### RECORDS PROVIDED
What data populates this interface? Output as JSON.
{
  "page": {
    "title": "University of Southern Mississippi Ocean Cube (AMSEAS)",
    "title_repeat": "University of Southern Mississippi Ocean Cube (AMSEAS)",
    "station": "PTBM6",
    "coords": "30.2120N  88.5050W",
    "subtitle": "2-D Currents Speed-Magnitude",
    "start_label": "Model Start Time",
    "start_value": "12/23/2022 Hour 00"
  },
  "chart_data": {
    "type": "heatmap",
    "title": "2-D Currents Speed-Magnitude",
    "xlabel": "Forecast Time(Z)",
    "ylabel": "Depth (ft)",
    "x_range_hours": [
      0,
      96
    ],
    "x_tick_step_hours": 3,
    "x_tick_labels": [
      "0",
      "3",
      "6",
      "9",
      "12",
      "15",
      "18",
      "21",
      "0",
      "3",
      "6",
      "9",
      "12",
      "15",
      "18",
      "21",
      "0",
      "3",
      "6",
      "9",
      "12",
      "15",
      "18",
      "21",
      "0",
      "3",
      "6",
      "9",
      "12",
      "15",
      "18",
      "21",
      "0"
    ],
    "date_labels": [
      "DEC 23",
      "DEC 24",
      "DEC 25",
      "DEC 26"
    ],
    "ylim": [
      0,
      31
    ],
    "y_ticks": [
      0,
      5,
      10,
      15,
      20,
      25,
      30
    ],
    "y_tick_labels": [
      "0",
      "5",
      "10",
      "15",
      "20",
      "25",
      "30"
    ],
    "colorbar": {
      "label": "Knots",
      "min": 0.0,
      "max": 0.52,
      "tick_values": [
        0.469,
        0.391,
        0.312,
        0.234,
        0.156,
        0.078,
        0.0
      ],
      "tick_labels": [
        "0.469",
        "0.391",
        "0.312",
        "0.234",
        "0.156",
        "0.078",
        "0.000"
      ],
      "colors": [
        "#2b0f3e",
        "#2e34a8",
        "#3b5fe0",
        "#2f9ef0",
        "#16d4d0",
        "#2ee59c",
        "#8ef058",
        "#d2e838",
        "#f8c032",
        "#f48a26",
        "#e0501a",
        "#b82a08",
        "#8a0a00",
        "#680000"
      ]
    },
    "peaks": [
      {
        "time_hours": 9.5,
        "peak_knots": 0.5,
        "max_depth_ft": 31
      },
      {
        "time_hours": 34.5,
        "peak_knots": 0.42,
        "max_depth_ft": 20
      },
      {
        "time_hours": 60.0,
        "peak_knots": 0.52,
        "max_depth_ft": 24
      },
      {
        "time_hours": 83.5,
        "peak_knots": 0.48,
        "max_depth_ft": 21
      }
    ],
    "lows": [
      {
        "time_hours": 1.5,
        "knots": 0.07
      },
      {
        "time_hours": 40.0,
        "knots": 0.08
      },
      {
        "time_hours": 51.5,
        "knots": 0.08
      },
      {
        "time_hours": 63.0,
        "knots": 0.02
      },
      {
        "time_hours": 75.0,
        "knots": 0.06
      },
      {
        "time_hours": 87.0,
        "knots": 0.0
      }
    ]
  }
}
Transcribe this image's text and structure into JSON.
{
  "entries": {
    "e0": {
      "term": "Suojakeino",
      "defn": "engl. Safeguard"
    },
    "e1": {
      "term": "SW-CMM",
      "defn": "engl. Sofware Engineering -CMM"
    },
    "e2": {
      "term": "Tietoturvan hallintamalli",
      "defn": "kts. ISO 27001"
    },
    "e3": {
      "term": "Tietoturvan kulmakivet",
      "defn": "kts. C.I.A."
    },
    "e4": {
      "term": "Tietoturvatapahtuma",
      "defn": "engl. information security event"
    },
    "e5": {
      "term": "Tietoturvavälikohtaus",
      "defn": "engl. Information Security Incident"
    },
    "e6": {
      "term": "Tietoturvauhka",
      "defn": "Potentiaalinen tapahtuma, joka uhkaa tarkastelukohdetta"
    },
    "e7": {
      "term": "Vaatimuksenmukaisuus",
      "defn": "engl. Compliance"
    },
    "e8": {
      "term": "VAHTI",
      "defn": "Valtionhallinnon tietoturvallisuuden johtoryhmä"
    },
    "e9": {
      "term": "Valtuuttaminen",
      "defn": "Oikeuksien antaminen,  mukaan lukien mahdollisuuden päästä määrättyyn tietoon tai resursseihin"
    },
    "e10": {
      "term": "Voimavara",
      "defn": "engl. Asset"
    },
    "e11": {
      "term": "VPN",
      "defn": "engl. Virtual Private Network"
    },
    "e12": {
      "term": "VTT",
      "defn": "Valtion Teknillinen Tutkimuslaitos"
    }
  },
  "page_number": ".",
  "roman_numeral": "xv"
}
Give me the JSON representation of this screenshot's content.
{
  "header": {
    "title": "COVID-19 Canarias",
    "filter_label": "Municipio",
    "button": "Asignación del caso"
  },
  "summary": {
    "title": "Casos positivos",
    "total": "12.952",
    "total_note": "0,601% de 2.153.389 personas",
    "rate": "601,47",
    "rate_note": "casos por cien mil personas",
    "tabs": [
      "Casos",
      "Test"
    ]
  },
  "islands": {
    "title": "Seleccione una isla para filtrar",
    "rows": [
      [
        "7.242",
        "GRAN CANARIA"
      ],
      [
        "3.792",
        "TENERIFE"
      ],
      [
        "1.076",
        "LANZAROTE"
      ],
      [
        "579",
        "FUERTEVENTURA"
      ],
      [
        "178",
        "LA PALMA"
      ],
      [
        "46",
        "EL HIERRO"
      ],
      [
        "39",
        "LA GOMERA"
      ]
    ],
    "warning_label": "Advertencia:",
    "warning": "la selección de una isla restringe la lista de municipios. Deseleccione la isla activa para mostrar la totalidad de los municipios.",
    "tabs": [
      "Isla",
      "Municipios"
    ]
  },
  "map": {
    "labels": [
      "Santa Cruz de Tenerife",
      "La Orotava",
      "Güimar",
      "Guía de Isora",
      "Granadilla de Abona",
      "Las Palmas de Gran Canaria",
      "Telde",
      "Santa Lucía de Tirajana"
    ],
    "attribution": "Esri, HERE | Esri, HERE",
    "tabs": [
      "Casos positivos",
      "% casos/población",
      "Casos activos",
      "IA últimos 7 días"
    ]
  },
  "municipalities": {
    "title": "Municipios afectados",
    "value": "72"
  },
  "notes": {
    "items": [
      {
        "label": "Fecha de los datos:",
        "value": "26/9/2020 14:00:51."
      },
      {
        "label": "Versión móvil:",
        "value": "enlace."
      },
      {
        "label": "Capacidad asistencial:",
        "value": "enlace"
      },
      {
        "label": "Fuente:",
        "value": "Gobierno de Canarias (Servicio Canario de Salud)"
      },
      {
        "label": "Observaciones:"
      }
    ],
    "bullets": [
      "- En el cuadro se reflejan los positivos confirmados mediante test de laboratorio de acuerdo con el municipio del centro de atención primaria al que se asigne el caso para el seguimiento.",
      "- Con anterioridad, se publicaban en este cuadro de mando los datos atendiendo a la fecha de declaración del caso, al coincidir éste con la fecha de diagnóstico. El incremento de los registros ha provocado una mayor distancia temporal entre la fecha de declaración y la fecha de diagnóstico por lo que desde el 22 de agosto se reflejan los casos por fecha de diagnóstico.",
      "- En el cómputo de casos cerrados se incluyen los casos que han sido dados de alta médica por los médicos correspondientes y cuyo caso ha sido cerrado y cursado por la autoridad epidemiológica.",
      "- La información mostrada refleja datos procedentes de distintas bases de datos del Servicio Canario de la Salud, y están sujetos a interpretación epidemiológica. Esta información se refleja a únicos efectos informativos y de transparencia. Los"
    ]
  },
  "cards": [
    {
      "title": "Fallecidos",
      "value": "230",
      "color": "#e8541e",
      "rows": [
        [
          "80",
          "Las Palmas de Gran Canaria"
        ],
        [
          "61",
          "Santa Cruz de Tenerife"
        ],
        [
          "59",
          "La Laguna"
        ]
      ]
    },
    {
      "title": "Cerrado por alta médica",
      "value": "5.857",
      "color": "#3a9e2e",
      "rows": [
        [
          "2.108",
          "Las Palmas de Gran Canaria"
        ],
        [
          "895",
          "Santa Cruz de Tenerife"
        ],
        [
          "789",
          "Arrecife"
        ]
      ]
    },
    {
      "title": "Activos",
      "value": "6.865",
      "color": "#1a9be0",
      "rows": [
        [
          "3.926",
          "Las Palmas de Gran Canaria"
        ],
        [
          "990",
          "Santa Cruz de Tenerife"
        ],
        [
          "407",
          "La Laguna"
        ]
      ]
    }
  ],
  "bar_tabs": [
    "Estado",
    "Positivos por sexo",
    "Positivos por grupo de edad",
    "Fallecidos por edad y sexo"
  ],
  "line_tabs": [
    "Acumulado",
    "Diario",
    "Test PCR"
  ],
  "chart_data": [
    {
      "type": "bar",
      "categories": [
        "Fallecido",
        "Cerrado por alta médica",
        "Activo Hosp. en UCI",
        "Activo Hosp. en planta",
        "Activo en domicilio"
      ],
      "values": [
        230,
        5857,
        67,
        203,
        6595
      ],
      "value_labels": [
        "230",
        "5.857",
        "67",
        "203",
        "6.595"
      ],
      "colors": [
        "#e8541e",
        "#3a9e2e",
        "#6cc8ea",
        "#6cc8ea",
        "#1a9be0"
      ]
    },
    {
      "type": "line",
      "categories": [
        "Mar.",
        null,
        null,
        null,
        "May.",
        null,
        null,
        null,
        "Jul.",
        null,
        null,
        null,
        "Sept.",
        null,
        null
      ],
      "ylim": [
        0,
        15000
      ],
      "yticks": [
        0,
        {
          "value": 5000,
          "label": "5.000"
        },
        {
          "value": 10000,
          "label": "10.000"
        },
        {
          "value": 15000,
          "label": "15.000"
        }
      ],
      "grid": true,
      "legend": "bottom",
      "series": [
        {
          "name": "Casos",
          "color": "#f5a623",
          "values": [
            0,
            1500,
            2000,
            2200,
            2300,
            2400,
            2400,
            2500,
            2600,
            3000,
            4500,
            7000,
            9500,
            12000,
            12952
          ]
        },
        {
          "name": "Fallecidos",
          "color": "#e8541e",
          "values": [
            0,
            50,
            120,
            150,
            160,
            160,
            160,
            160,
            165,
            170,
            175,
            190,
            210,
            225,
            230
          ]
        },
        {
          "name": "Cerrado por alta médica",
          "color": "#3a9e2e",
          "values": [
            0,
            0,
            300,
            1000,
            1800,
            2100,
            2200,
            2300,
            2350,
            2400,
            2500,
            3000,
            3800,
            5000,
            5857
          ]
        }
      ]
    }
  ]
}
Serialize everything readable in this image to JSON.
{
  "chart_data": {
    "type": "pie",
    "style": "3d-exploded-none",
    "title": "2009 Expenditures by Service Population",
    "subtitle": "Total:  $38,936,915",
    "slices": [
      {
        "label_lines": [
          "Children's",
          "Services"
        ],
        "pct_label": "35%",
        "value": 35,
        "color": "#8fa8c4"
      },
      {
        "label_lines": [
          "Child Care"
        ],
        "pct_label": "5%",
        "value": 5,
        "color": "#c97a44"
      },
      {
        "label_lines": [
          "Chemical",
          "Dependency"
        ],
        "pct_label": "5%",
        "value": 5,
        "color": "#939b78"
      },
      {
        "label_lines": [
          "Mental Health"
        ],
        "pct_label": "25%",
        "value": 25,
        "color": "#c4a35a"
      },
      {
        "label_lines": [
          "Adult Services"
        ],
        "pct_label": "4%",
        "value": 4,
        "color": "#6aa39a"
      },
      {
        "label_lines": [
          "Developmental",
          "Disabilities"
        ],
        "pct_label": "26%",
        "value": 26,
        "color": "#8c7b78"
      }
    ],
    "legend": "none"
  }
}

### PROBLEM DESCRIPTION
Across the material above, count every line holding "name" and write down only the number.

### FINISHED EXERCISE
3